* Task details
Copy out the lines below unchanged, starting with the line that contains "- range-all-button[interactable]: All: [271, 60, 298, 79]" and ending with the line that contains "- bar-btc-19-aug[interactable]: [857, 170, 878, 179]", including both of those lines.

[START OF Supplied material]

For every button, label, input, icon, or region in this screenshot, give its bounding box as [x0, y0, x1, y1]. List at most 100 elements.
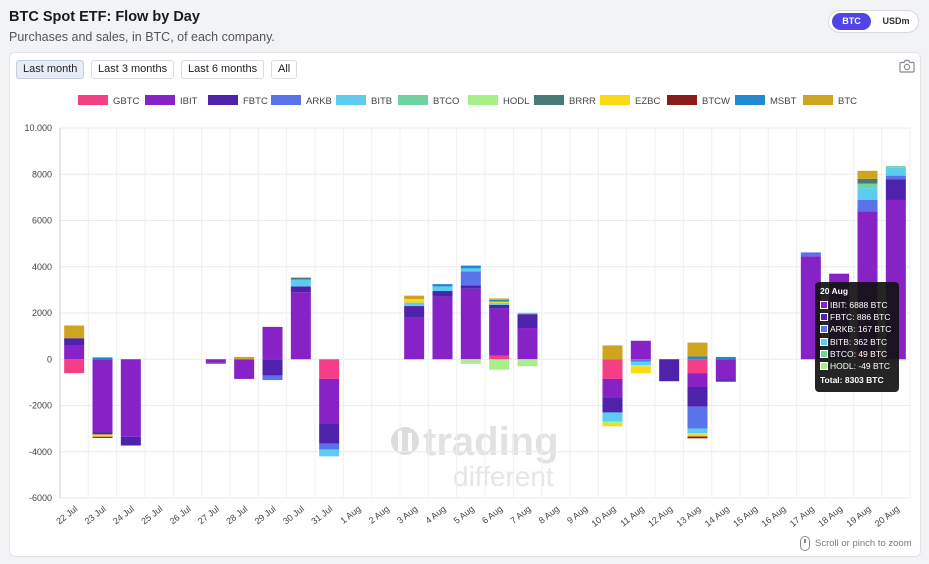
- range-all-button[interactable]: All: [271, 60, 298, 79]
- bar-btco-19-aug[interactable]: [857, 183, 878, 189]
- bar-fbtc-12-aug[interactable]: [659, 359, 680, 382]
- bar-bitb-19-aug[interactable]: [857, 188, 878, 200]
- bar-btc-22-jul[interactable]: [64, 325, 85, 339]
- bar-hodl-6-aug[interactable]: [489, 359, 510, 370]
- bar-ibit-22-jul[interactable]: [64, 345, 85, 360]
- bar-bitb-20-aug[interactable]: [885, 167, 906, 176]
- bar-fbtc-31-jul[interactable]: [319, 424, 340, 444]
- legend-item-btcw[interactable]: BTCW: [667, 95, 730, 107]
- bar-msbt-14-aug[interactable]: [715, 356, 736, 360]
- bar-fbtc-4-aug[interactable]: [432, 291, 453, 297]
- bar-hodl-10-aug[interactable]: [602, 421, 623, 424]
- bar-hodl-11-aug[interactable]: [630, 365, 651, 367]
- bar-ibit-7-aug[interactable]: [517, 328, 538, 360]
- bar-btc-13-aug[interactable]: [687, 342, 708, 357]
- bar-ibit-4-aug[interactable]: [432, 296, 453, 360]
- bar-brrr-30-jul[interactable]: [290, 277, 311, 280]
- legend-item-fbtc[interactable]: FBTC: [208, 95, 268, 107]
- bar-ezbc-6-aug[interactable]: [489, 301, 510, 304]
- bar-fbtc-10-aug[interactable]: [602, 397, 623, 413]
- bar-arkb-17-aug[interactable]: [800, 252, 821, 257]
- bar-btc-6-aug[interactable]: [489, 298, 510, 300]
- bar-btc-19-aug[interactable]: [857, 170, 878, 179]
- legend-item-ezbc[interactable]: EZBC: [600, 95, 660, 107]
- bar-ibit-6-aug[interactable]: [489, 308, 510, 356]
- unit-usdm-button[interactable]: USDm: [882, 16, 910, 26]
- range-last-6-months-button[interactable]: Last 6 months: [181, 60, 265, 79]
- bar-gbtc-10-aug[interactable]: [602, 359, 623, 379]
- bar-fbtc-29-jul[interactable]: [262, 359, 283, 376]
- bar-msbt-4-aug[interactable]: [432, 284, 453, 287]
- bar-ibit-29-jul[interactable]: [262, 326, 283, 360]
- bar-fbtc-20-aug[interactable]: [885, 179, 906, 200]
- legend-item-btc[interactable]: BTC: [803, 95, 857, 107]
- bar-fbtc-5-aug[interactable]: [460, 285, 481, 289]
- range-last-3-months-button[interactable]: Last 3 months: [91, 60, 175, 79]
- bar-hodl-7-aug[interactable]: [517, 359, 538, 367]
- bar-ezbc-10-aug[interactable]: [602, 423, 623, 427]
- bar-ibit-27-jul[interactable]: [205, 359, 226, 363]
- bar-arkb-19-aug[interactable]: [857, 199, 878, 212]
- bar-bitb-11-aug[interactable]: [630, 361, 651, 366]
- bar-ibit-13-aug[interactable]: [687, 373, 708, 387]
- bar-ibit-3-aug[interactable]: [404, 317, 425, 360]
- bar-btc-10-aug[interactable]: [602, 345, 623, 360]
- bar-bitb-30-jul[interactable]: [290, 279, 311, 287]
- bar-fbtc-23-jul[interactable]: [92, 432, 113, 435]
- legend-item-btco[interactable]: BTCO: [398, 95, 459, 107]
- bar-ibit-11-aug[interactable]: [630, 340, 651, 360]
- bar-fbtc-22-jul[interactable]: [64, 338, 85, 346]
- bar-msbt-5-aug[interactable]: [460, 265, 481, 269]
- bar-ibit-23-jul[interactable]: [92, 359, 113, 433]
- bar-btco-20-aug[interactable]: [885, 166, 906, 168]
- bar-arkb-20-aug[interactable]: [885, 175, 906, 180]
- bar-bitb-6-aug[interactable]: [489, 303, 510, 305]
- bar-ibit-14-aug[interactable]: [715, 359, 736, 381]
- bar-bitb-3-aug[interactable]: [404, 302, 425, 307]
- bar-fbtc-30-jul[interactable]: [290, 286, 311, 293]
- bar-btc-28-jul[interactable]: [234, 356, 255, 360]
- bar-gbtc-31-jul[interactable]: [319, 359, 340, 379]
- bar-bitb-13-aug[interactable]: [687, 428, 708, 434]
- bar-btcw-23-jul[interactable]: [92, 436, 113, 438]
- bar-ibit-31-jul[interactable]: [319, 378, 340, 424]
- bar-ibit-24-jul[interactable]: [120, 359, 141, 437]
- bar-gbtc-22-jul[interactable]: [64, 359, 85, 374]
- legend-item-msbt[interactable]: MSBT: [735, 95, 797, 107]
- bar-hodl-13-aug[interactable]: [687, 433, 708, 435]
- bar-fbtc-13-aug[interactable]: [687, 387, 708, 407]
- bar-brrr-19-aug[interactable]: [857, 178, 878, 184]
- bar-hodl-5-aug[interactable]: [460, 359, 481, 364]
- bar-arkb-31-jul[interactable]: [319, 443, 340, 450]
- bar-arkb-13-aug[interactable]: [687, 406, 708, 429]
- bar-msbt-6-aug[interactable]: [489, 299, 510, 302]
- bar-fbtc-3-aug[interactable]: [404, 306, 425, 318]
- bar-fbtc-27-jul[interactable]: [205, 362, 226, 364]
- bar-ibit-30-jul[interactable]: [290, 292, 311, 360]
- bar-arkb-5-aug[interactable]: [460, 271, 481, 286]
- bar-ibit-10-aug[interactable]: [602, 378, 623, 398]
- bar-ibit-28-jul[interactable]: [234, 359, 255, 379]
- bar-bitb-7-aug[interactable]: [517, 312, 538, 315]
- bar-ezbc-23-jul[interactable]: [92, 434, 113, 437]
- legend-item-gbtc[interactable]: GBTC: [78, 95, 140, 107]
- bar-bitb-10-aug[interactable]: [602, 412, 623, 422]
- bar-bitb-31-jul[interactable]: [319, 449, 340, 457]
- bar-bitb-5-aug[interactable]: [460, 268, 481, 272]
- legend-item-bitb[interactable]: BITB: [336, 95, 392, 107]
- range-last-month-button[interactable]: Last month: [16, 60, 85, 79]
- bar-ibit-5-aug[interactable]: [460, 288, 481, 360]
- bar-fbtc-24-jul[interactable]: [120, 436, 141, 446]
- bar-msbt-23-jul[interactable]: [92, 357, 113, 360]
- bar-fbtc-7-aug[interactable]: [517, 314, 538, 329]
- unit-btc-button[interactable]: BTC: [832, 13, 871, 30]
- bar-fbtc-6-aug[interactable]: [489, 304, 510, 309]
- bar-btc-3-aug[interactable]: [404, 295, 425, 300]
- legend-item-hodl[interactable]: HODL: [468, 95, 529, 107]
- bar-arkb-29-jul[interactable]: [262, 375, 283, 381]
- legend-item-ibit[interactable]: IBIT: [145, 95, 198, 107]
- camera-icon[interactable]: [899, 59, 915, 73]
- legend-item-brrr[interactable]: BRRR: [534, 95, 596, 107]
- bar-gbtc-6-aug[interactable]: [489, 355, 510, 360]
- bar-btcw-13-aug[interactable]: [687, 436, 708, 439]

[END OF Supplied material]

* Response to the task
- range-all-button[interactable]: All: [271, 60, 298, 79]
- bar-btco-19-aug[interactable]: [857, 183, 878, 189]
- bar-fbtc-12-aug[interactable]: [659, 359, 680, 382]
- bar-bitb-19-aug[interactable]: [857, 188, 878, 200]
- bar-btc-22-jul[interactable]: [64, 325, 85, 339]
- bar-hodl-6-aug[interactable]: [489, 359, 510, 370]
- bar-ibit-22-jul[interactable]: [64, 345, 85, 360]
- bar-bitb-20-aug[interactable]: [885, 167, 906, 176]
- bar-fbtc-31-jul[interactable]: [319, 424, 340, 444]
- legend-item-btcw[interactable]: BTCW: [667, 95, 730, 107]
- bar-msbt-14-aug[interactable]: [715, 356, 736, 360]
- bar-fbtc-4-aug[interactable]: [432, 291, 453, 297]
- bar-hodl-10-aug[interactable]: [602, 421, 623, 424]
- bar-hodl-11-aug[interactable]: [630, 365, 651, 367]
- bar-ibit-7-aug[interactable]: [517, 328, 538, 360]
- bar-btc-13-aug[interactable]: [687, 342, 708, 357]
- bar-ibit-4-aug[interactable]: [432, 296, 453, 360]
- bar-brrr-30-jul[interactable]: [290, 277, 311, 280]
- legend-item-fbtc[interactable]: FBTC: [208, 95, 268, 107]
- bar-ezbc-6-aug[interactable]: [489, 301, 510, 304]
- bar-fbtc-10-aug[interactable]: [602, 397, 623, 413]
- bar-arkb-17-aug[interactable]: [800, 252, 821, 257]
- bar-btc-6-aug[interactable]: [489, 298, 510, 300]
- bar-btc-19-aug[interactable]: [857, 170, 878, 179]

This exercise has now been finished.